Set task. Find the word "бюджете" in the listing; pull out each line holding it.
-=-=-=-=-
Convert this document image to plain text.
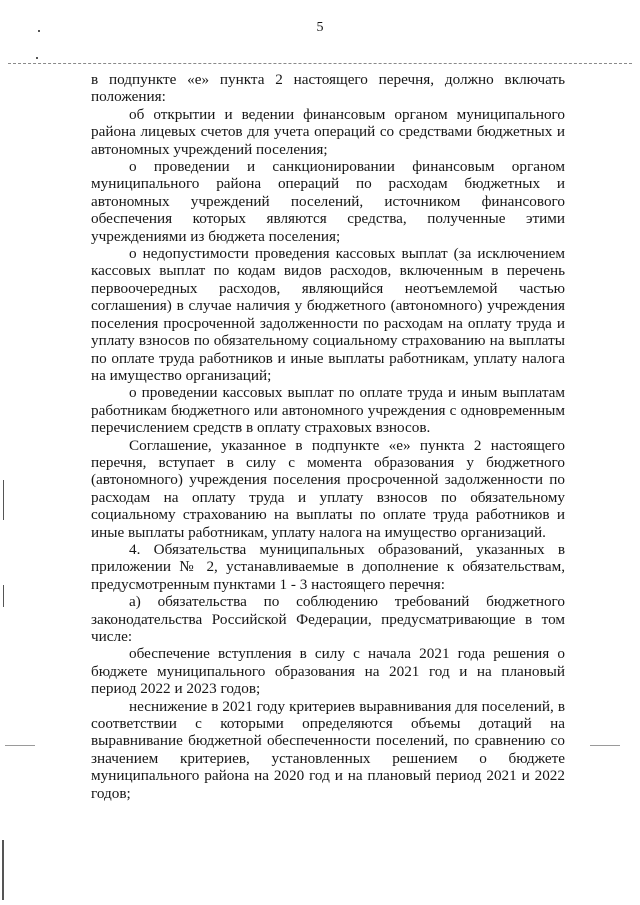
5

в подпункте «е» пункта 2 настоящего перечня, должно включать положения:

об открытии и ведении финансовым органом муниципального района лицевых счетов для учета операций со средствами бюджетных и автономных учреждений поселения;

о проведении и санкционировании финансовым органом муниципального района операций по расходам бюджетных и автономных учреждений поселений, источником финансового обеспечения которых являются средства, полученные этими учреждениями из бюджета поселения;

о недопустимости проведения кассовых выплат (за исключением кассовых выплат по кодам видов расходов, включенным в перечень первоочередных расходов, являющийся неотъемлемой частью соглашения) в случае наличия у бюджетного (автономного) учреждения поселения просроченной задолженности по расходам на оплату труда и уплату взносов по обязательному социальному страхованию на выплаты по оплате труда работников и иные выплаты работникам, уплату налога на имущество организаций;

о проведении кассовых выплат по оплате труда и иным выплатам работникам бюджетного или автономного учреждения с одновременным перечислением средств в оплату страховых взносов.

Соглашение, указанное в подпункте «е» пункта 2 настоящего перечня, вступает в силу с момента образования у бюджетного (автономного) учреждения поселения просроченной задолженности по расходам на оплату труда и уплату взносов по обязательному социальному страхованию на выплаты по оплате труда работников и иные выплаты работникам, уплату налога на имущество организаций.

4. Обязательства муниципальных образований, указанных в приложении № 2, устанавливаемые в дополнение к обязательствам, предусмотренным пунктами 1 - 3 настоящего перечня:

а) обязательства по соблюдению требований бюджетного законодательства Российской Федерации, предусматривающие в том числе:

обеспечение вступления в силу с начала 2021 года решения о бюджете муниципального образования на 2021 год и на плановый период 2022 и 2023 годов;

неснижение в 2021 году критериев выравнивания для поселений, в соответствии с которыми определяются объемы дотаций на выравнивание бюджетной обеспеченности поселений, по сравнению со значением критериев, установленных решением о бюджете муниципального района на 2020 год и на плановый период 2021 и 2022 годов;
-=-=-=-=-
Answer for this exercise.
обеспечение вступления в силу с начала 2021 года решения о бюджете муниципального образования на 2021 год и на плановый период 2022 и 2023 годов;
неснижение в 2021 году критериев выравнивания для поселений, в соответствии с которыми определяются объемы дотаций на выравнивание бюджетной обеспеченности поселений, по сравнению со значением критериев, установленных решением о бюджете муниципального района на 2020 год и на плановый период 2021 и 2022 годов;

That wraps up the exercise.